Collected data entries
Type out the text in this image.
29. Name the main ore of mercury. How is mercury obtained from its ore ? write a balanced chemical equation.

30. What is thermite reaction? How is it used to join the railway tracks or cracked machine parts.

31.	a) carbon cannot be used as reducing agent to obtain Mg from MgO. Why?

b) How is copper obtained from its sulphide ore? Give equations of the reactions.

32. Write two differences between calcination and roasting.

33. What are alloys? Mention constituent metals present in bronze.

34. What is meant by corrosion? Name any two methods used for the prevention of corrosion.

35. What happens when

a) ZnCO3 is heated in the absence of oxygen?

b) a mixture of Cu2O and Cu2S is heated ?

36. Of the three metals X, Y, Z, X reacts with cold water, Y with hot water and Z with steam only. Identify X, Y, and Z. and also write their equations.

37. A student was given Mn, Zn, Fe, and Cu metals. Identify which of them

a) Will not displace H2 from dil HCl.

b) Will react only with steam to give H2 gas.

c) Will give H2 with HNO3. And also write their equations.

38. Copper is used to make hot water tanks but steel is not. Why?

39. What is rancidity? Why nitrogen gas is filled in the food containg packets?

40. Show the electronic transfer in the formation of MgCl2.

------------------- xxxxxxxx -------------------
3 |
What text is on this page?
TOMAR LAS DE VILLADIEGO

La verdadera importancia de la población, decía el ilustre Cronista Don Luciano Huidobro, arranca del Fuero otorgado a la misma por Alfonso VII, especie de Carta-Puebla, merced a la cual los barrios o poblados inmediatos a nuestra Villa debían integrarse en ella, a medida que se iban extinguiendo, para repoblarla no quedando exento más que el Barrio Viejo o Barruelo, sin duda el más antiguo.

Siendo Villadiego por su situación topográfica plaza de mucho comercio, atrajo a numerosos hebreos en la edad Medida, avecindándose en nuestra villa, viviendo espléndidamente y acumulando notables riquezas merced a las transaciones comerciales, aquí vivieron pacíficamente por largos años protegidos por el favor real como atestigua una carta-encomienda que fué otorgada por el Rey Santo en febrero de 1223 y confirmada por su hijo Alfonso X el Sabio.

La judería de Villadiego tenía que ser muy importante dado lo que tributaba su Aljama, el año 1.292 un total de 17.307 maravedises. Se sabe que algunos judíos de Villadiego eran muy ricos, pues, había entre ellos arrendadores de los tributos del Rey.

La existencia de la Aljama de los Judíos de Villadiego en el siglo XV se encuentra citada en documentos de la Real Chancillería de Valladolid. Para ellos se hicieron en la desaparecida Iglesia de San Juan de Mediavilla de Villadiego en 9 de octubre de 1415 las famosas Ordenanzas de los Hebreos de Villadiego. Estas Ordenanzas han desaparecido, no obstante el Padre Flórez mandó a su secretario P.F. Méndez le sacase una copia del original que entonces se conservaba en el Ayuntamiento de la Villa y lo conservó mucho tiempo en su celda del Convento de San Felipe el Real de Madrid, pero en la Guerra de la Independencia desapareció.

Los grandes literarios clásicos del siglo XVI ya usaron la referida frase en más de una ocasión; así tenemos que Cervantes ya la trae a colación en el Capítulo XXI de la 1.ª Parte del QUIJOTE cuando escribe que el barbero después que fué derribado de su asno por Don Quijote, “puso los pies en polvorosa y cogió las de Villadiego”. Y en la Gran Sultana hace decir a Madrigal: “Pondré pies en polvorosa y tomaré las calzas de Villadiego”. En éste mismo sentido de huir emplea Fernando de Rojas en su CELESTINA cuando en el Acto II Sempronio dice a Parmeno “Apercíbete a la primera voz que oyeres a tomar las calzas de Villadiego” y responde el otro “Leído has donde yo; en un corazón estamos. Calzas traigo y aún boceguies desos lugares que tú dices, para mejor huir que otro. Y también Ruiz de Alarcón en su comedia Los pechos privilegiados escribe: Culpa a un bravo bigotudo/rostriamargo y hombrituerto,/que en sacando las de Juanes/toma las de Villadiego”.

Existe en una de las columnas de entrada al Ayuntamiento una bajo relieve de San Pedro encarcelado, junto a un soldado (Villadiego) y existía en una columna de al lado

* TASK GOAL: From the listing above, copy every line that holds the string "only".

* FULL RESPONSE:
36. Of the three metals X, Y, Z, X reacts with cold water, Y with hot water and Z with steam only. Identify X, Y, and Z. and also write their equations.
b) Will react only with steam to give H2 gas.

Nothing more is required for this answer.